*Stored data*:
....

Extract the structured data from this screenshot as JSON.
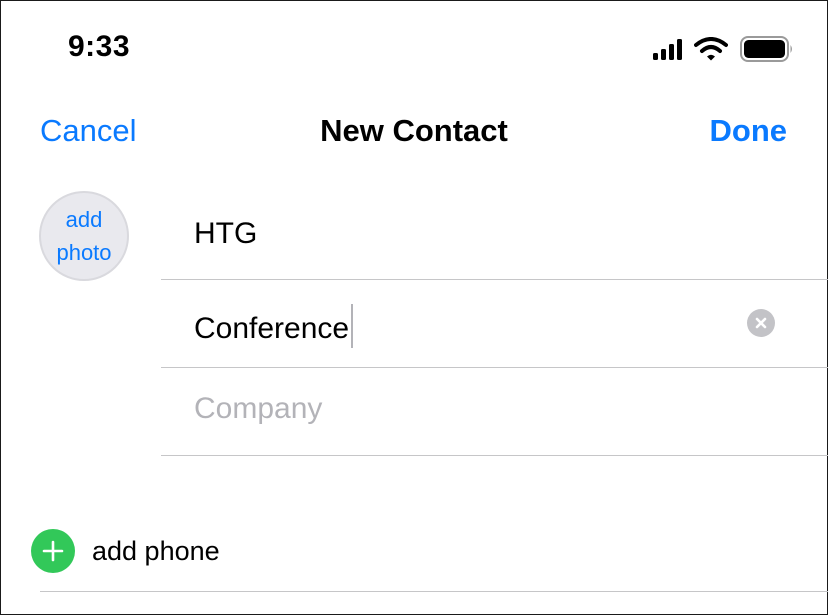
{
  "status_bar": {
    "time": "9:33"
  },
  "nav": {
    "cancel_label": "Cancel",
    "title": "New Contact",
    "done_label": "Done"
  },
  "photo": {
    "line1": "add",
    "line2": "photo"
  },
  "fields": {
    "first_name": "HTG",
    "last_name": "Conference",
    "company_placeholder": "Company"
  },
  "add_phone_label": "add phone",
  "colors": {
    "accent": "#0a7aff",
    "add_green": "#32c859",
    "separator": "#c6c6c8",
    "placeholder": "#b3b3b8"
  },
  "icons": {
    "clear": "clear-icon",
    "add": "plus-icon",
    "signal": "signal-icon",
    "wifi": "wifi-icon",
    "battery": "battery-icon"
  }
}
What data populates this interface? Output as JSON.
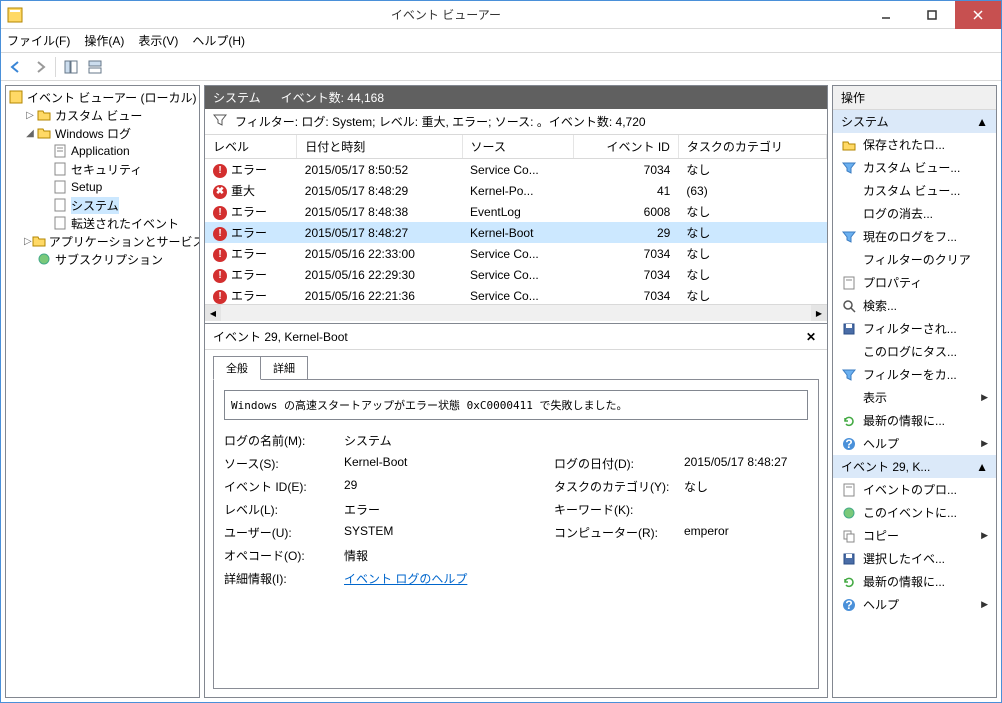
{
  "window": {
    "title": "イベント ビューアー"
  },
  "menubar": [
    "ファイル(F)",
    "操作(A)",
    "表示(V)",
    "ヘルプ(H)"
  ],
  "tree": {
    "root": "イベント ビューアー (ローカル)",
    "custom_views": "カスタム ビュー",
    "windows_log": "Windows ログ",
    "app": "Application",
    "security": "セキュリティ",
    "setup": "Setup",
    "system": "システム",
    "forwarded": "転送されたイベント",
    "app_services": "アプリケーションとサービス ログ",
    "subscriptions": "サブスクリプション"
  },
  "center": {
    "header_title": "システム",
    "header_count": "イベント数: 44,168",
    "filter_text": "フィルター: ログ: System; レベル: 重大, エラー; ソース: 。イベント数: 4,720",
    "columns": [
      "レベル",
      "日付と時刻",
      "ソース",
      "イベント ID",
      "タスクのカテゴリ"
    ],
    "rows": [
      {
        "level": "エラー",
        "lvtype": "error",
        "date": "2015/05/17 8:50:52",
        "source": "Service Co...",
        "id": "7034",
        "cat": "なし",
        "sel": false
      },
      {
        "level": "重大",
        "lvtype": "critical",
        "date": "2015/05/17 8:48:29",
        "source": "Kernel-Po...",
        "id": "41",
        "cat": "(63)",
        "sel": false
      },
      {
        "level": "エラー",
        "lvtype": "error",
        "date": "2015/05/17 8:48:38",
        "source": "EventLog",
        "id": "6008",
        "cat": "なし",
        "sel": false
      },
      {
        "level": "エラー",
        "lvtype": "error",
        "date": "2015/05/17 8:48:27",
        "source": "Kernel-Boot",
        "id": "29",
        "cat": "なし",
        "sel": true
      },
      {
        "level": "エラー",
        "lvtype": "error",
        "date": "2015/05/16 22:33:00",
        "source": "Service Co...",
        "id": "7034",
        "cat": "なし",
        "sel": false
      },
      {
        "level": "エラー",
        "lvtype": "error",
        "date": "2015/05/16 22:29:30",
        "source": "Service Co...",
        "id": "7034",
        "cat": "なし",
        "sel": false
      },
      {
        "level": "エラー",
        "lvtype": "error",
        "date": "2015/05/16 22:21:36",
        "source": "Service Co...",
        "id": "7034",
        "cat": "なし",
        "sel": false
      }
    ]
  },
  "detail": {
    "title": "イベント 29, Kernel-Boot",
    "tab_general": "全般",
    "tab_details": "詳細",
    "description": "Windows の高速スタートアップがエラー状態 0xC0000411 で失敗しました。",
    "labels": {
      "log_name": "ログの名前(M):",
      "log_name_v": "システム",
      "source": "ソース(S):",
      "source_v": "Kernel-Boot",
      "log_date": "ログの日付(D):",
      "log_date_v": "2015/05/17 8:48:27",
      "event_id": "イベント ID(E):",
      "event_id_v": "29",
      "task_cat": "タスクのカテゴリ(Y):",
      "task_cat_v": "なし",
      "level": "レベル(L):",
      "level_v": "エラー",
      "keyword": "キーワード(K):",
      "keyword_v": "",
      "user": "ユーザー(U):",
      "user_v": "SYSTEM",
      "computer": "コンピューター(R):",
      "computer_v": "emperor",
      "opcode": "オペコード(O):",
      "opcode_v": "情報",
      "more_info": "詳細情報(I):",
      "more_info_link": "イベント ログのヘルプ"
    }
  },
  "actions": {
    "title": "操作",
    "section1": "システム",
    "section2": "イベント 29, K...",
    "items1": [
      {
        "label": "保存されたロ...",
        "icon": "open"
      },
      {
        "label": "カスタム ビュー...",
        "icon": "filter-funnel"
      },
      {
        "label": "カスタム ビュー...",
        "icon": "blank"
      },
      {
        "label": "ログの消去...",
        "icon": "blank"
      },
      {
        "label": "現在のログをフ...",
        "icon": "filter-funnel"
      },
      {
        "label": "フィルターのクリア",
        "icon": "blank"
      },
      {
        "label": "プロパティ",
        "icon": "props"
      },
      {
        "label": "検索...",
        "icon": "search"
      },
      {
        "label": "フィルターされ...",
        "icon": "save"
      },
      {
        "label": "このログにタス...",
        "icon": "blank"
      },
      {
        "label": "フィルターをカ...",
        "icon": "filter-funnel"
      },
      {
        "label": "表示",
        "icon": "blank",
        "arrow": true
      },
      {
        "label": "最新の情報に...",
        "icon": "refresh"
      },
      {
        "label": "ヘルプ",
        "icon": "help",
        "arrow": true
      }
    ],
    "items2": [
      {
        "label": "イベントのプロ...",
        "icon": "props"
      },
      {
        "label": "このイベントに...",
        "icon": "task"
      },
      {
        "label": "コピー",
        "icon": "copy",
        "arrow": true
      },
      {
        "label": "選択したイベ...",
        "icon": "save"
      },
      {
        "label": "最新の情報に...",
        "icon": "refresh"
      },
      {
        "label": "ヘルプ",
        "icon": "help",
        "arrow": true
      }
    ]
  }
}
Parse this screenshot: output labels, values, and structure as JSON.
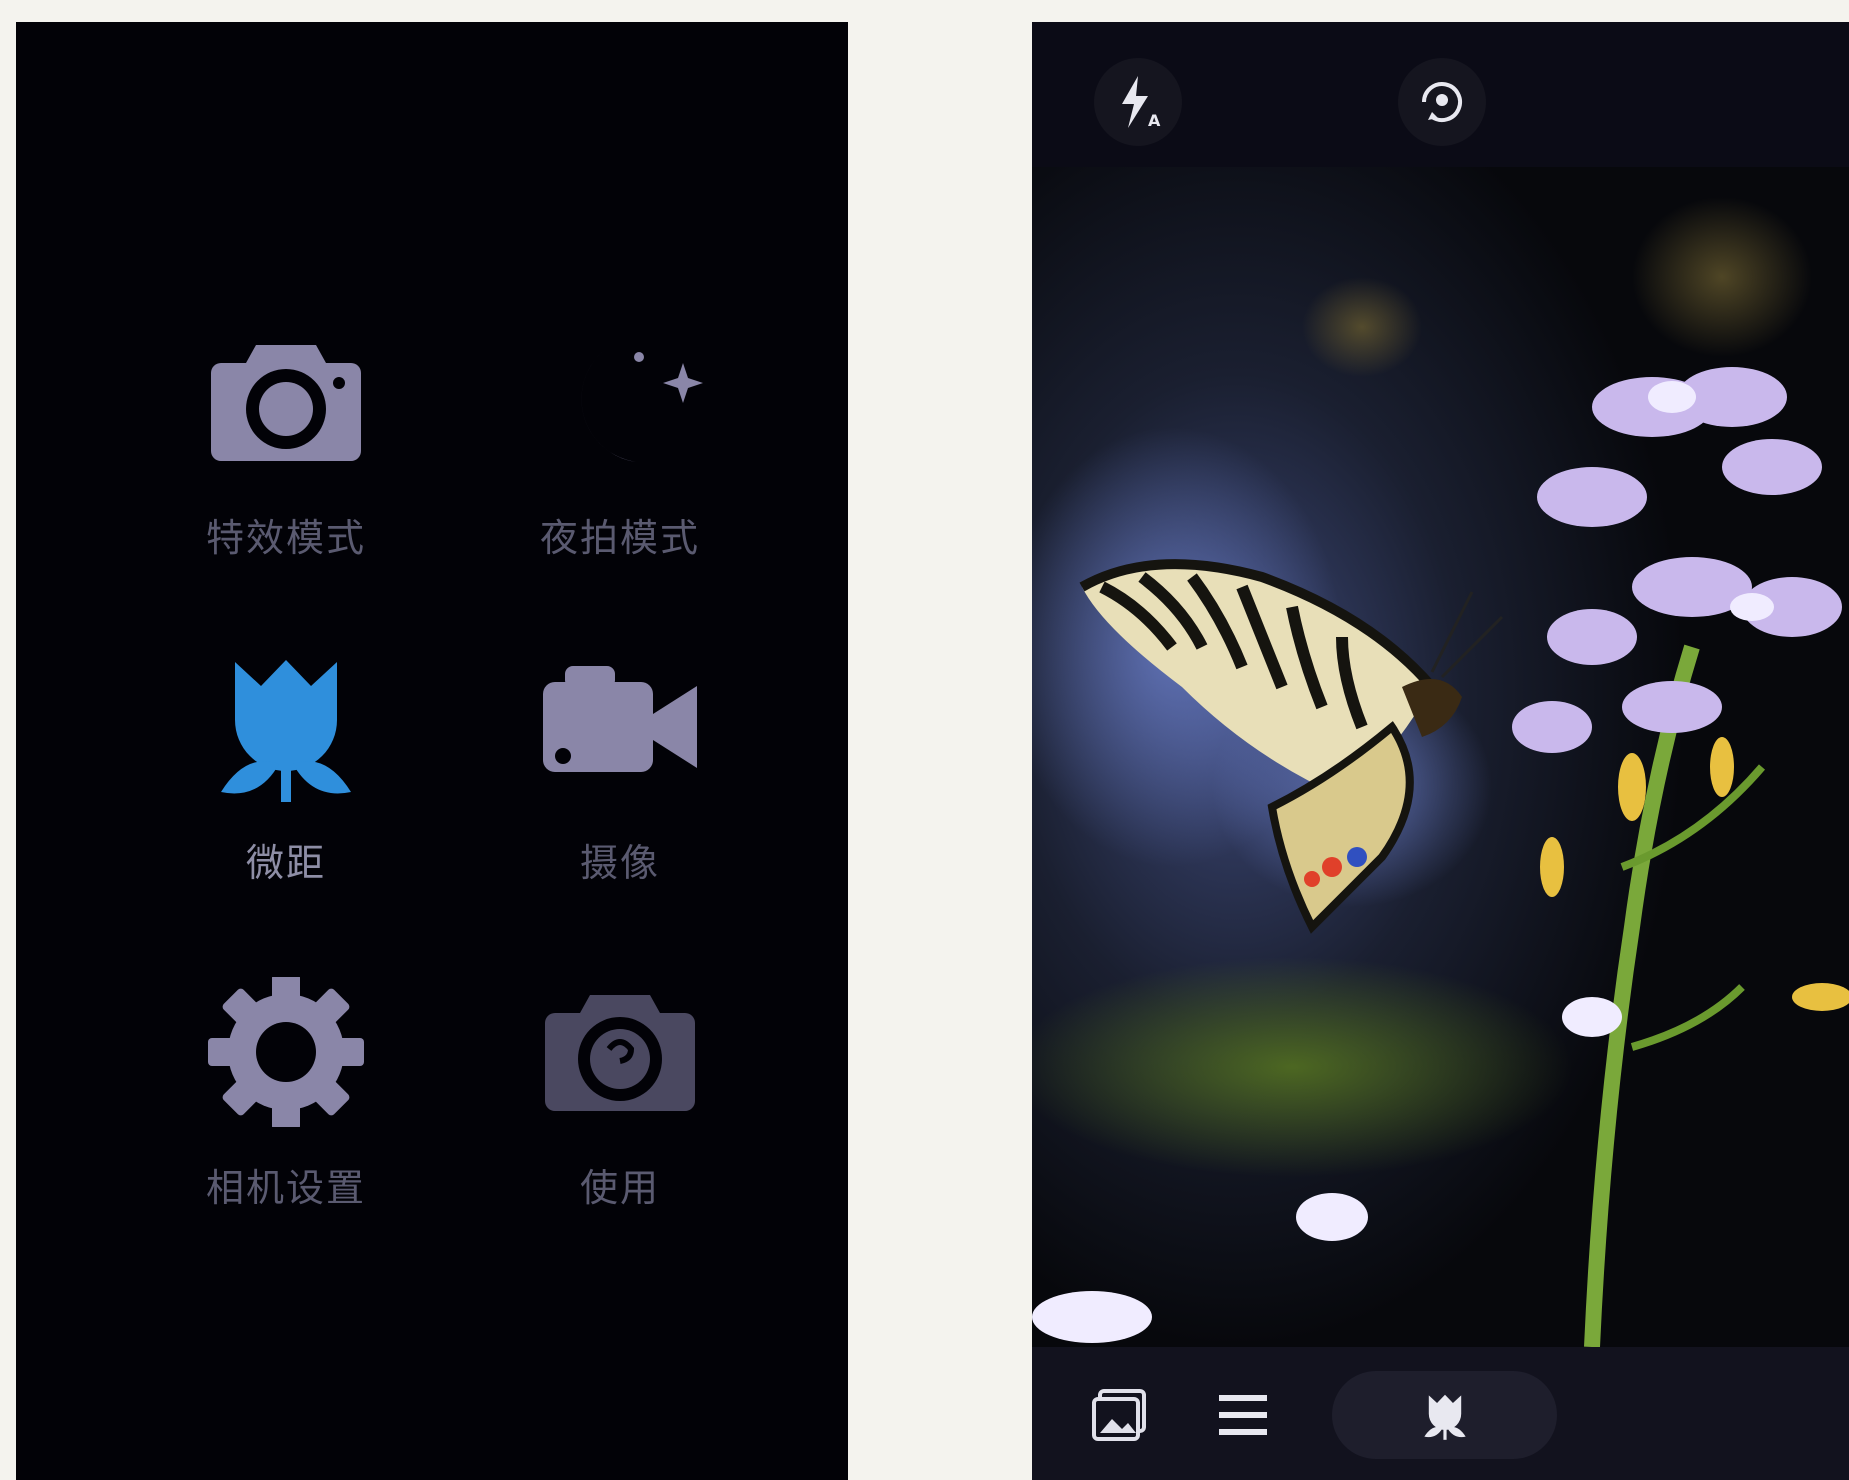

....

*WHAT TO DO*:
Pick out each line in the material containing "Boot".

*TASK RESPONSE*:
        "source": "Kernel-Boot",
    "title": "イベント 29, Kernel-Boot",
      "source_v": "Kernel-Boot",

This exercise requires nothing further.